[Collected data]

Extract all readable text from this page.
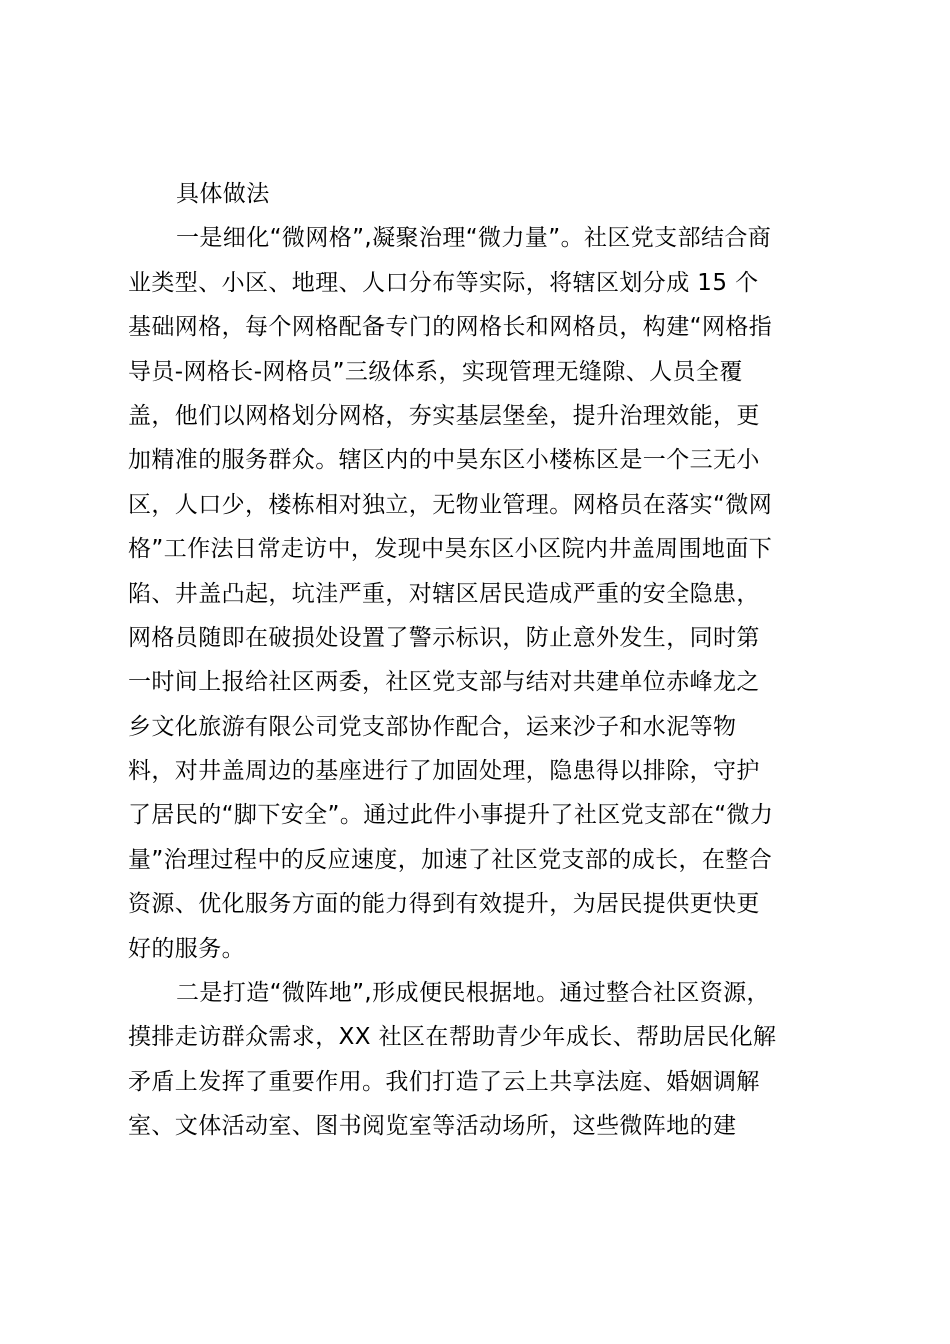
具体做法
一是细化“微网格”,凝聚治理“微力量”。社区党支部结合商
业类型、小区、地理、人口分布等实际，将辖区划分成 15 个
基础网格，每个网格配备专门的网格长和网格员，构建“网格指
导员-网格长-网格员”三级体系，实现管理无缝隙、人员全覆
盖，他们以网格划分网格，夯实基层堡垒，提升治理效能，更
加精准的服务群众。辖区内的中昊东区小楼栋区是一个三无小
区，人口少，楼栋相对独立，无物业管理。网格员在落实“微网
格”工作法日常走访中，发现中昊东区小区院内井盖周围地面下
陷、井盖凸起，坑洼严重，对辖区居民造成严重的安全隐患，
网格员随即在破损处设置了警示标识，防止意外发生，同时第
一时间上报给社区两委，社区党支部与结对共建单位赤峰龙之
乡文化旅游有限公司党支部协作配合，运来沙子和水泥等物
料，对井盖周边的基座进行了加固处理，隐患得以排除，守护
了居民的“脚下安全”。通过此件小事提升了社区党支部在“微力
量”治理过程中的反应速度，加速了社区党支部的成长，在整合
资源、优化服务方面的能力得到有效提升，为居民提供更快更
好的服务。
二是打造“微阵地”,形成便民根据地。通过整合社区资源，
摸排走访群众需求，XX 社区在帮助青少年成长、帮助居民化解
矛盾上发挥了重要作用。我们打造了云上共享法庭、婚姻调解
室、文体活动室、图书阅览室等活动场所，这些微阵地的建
==
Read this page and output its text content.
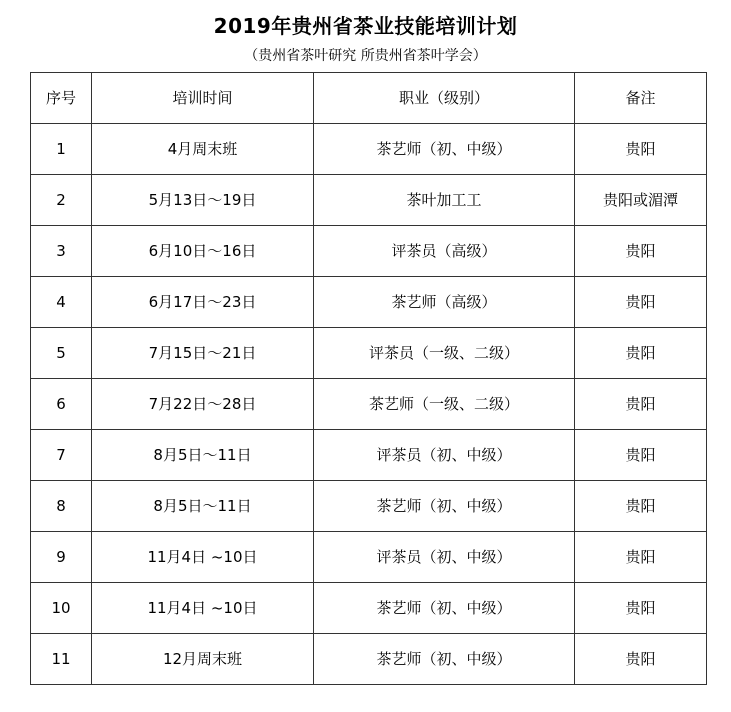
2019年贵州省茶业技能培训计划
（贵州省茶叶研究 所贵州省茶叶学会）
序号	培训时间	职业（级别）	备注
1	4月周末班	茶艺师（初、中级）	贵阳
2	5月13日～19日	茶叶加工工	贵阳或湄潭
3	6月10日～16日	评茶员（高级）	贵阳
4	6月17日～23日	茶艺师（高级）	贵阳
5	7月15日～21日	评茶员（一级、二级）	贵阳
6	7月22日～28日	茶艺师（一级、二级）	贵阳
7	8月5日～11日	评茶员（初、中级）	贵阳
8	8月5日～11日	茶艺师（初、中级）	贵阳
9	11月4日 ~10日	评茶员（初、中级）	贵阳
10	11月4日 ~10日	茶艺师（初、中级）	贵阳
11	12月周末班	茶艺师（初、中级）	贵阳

→ **SET EXERCISE**: Locate the word "text" in the records and collect each line it appears in.

→ **FINAL RESULT**:
Extract all readable text from this page.
Read this page and output its text content.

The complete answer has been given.